_WORK INSTRUCTIONS:_ Report each line below that carries the word "hade".

_RAW DATA:_
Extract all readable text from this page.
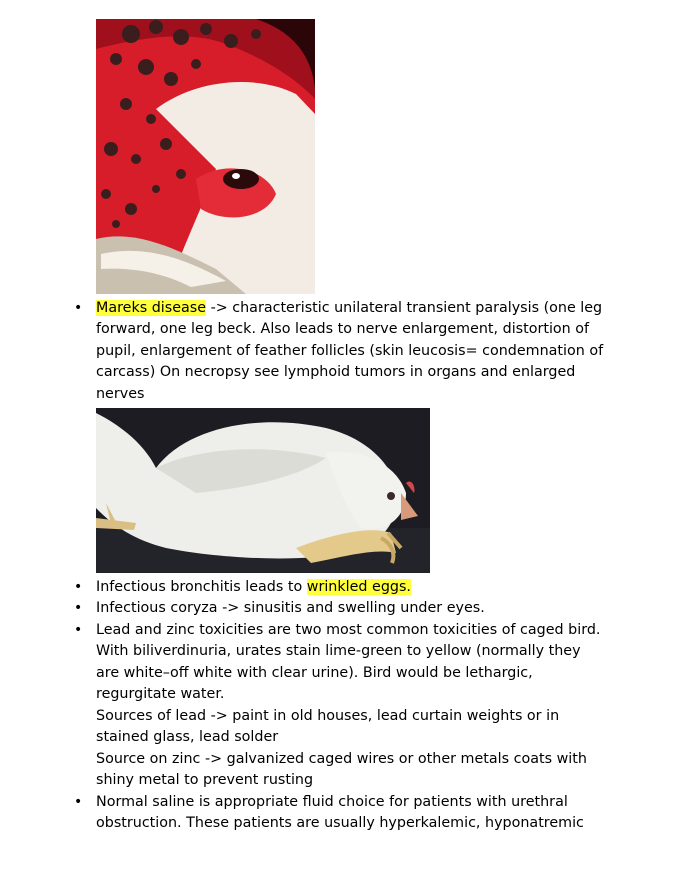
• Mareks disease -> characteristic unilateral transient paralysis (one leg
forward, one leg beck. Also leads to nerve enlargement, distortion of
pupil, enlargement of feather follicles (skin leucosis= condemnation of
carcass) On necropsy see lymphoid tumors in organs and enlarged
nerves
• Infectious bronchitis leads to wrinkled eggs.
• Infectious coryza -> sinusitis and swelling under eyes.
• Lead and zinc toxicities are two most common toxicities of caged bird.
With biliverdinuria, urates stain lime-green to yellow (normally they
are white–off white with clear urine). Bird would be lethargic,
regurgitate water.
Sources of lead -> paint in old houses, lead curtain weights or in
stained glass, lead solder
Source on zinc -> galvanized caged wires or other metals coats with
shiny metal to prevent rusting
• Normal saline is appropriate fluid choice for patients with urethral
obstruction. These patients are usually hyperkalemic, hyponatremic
---
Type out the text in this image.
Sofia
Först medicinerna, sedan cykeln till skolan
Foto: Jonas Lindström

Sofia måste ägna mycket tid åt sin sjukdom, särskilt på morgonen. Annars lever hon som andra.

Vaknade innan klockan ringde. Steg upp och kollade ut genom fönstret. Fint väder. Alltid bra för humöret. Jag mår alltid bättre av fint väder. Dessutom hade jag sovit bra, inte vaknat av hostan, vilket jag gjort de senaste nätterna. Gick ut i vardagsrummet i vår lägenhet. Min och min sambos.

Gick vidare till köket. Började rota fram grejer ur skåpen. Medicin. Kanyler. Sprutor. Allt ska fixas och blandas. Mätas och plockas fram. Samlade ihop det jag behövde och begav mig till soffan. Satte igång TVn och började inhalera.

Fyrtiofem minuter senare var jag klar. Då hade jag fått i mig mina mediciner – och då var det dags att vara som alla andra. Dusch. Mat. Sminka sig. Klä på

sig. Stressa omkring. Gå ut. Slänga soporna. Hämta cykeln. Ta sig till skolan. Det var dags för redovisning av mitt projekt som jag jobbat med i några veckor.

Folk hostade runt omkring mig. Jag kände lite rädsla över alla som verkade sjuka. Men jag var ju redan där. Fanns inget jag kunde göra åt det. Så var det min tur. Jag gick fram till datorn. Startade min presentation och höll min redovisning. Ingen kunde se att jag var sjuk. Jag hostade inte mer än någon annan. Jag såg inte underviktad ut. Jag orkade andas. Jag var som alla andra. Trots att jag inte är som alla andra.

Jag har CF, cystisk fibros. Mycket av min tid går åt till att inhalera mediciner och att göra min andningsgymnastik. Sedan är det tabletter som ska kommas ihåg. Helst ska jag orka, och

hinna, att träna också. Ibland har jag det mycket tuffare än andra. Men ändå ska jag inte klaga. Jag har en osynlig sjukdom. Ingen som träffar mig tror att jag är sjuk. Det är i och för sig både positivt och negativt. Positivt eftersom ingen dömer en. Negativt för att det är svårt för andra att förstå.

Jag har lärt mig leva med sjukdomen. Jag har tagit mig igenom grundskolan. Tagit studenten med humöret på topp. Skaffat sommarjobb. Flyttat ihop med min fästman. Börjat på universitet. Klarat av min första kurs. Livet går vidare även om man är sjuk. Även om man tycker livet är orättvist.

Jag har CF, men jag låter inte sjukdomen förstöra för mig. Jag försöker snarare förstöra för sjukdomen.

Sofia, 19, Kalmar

_EXERCISE OUTPUT:_
Vaknade innan klockan ringde. Steg upp och kollade ut genom fönstret. Fint väder. Alltid bra för humöret. Jag mår alltid bättre av fint väder. Dessutom hade jag sovit bra, inte vaknat av hostan, vilket jag gjort de senaste nätterna. Gick ut i vardagsrummet i vår lägenhet. Min och min sambos.
Fyrtiofem minuter senare var jag klar. Då hade jag fått i mig mina mediciner – och då var det dags att vara som alla andra. Dusch. Mat. Sminka sig. Klä på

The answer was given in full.